[Dataset entries]
§
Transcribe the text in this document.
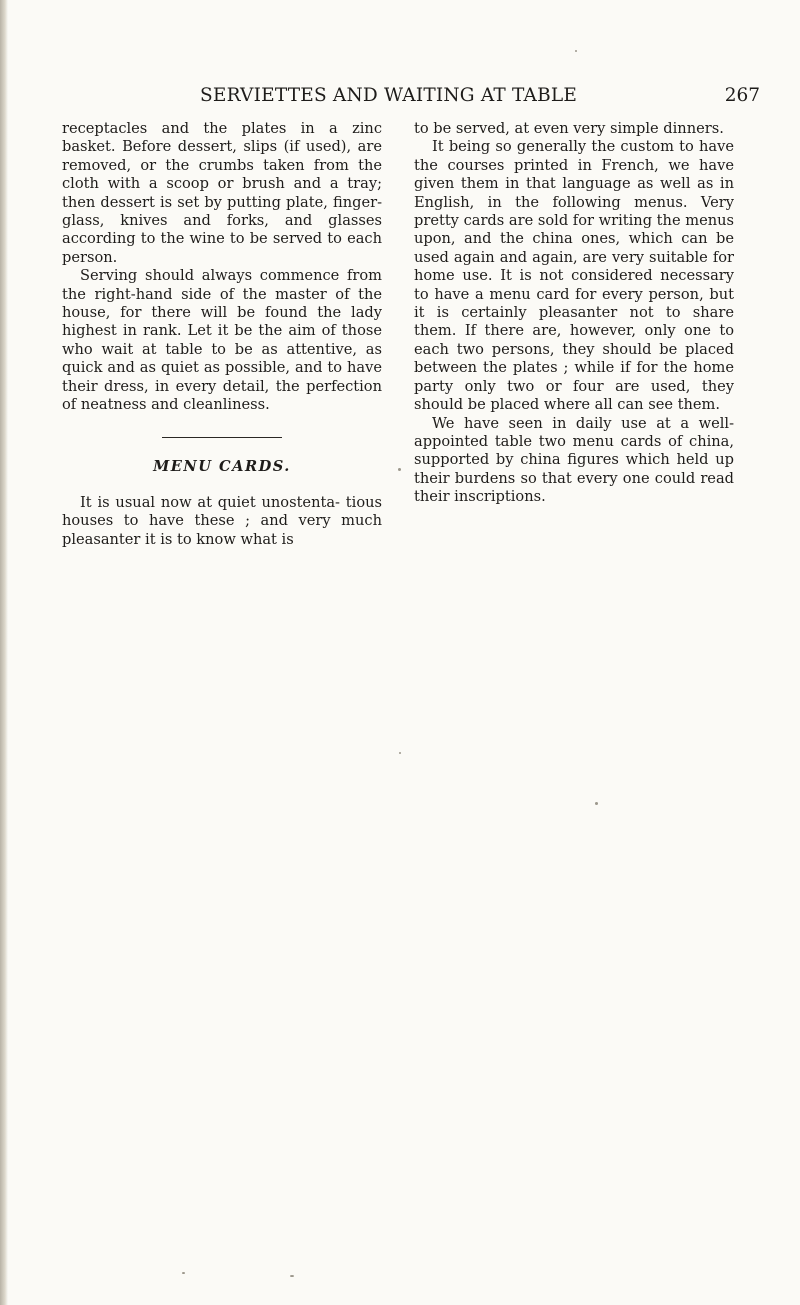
SERVIETTES AND WAITING AT TABLE	267

receptacles and the plates in a zinc basket. Before dessert, slips (if used), are removed, or the crumbs taken from the cloth with a scoop or brush and a tray; then dessert is set by putting plate, finger-glass, knives and forks, and glasses according to the wine to be served to each person.

Serving should always commence from the right-hand side of the master of the house, for there will be found the lady highest in rank. Let it be the aim of those who wait at table to be as attentive, as quick and as quiet as possible, and to have their dress, in every detail, the perfection of neatness and cleanliness.

MENU CARDS.

It is usual now at quiet unostenta- tious houses to have these ; and very much pleasanter it is to know what is

to be served, at even very simple dinners.

It being so generally the custom to have the courses printed in French, we have given them in that language as well as in English, in the following menus. Very pretty cards are sold for writing the menus upon, and the china ones, which can be used again and again, are very suitable for home use. It is not considered necessary to have a menu card for every person, but it is certainly pleasanter not to share them. If there are, however, only one to each two persons, they should be placed between the plates ; while if for the home party only two or four are used, they should be placed where all can see them.

We have seen in daily use at a well- appointed table two menu cards of china, supported by china figures which held up their burdens so that every one could read their inscriptions.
§
Give only the count of lines in the data that include the string "which".

2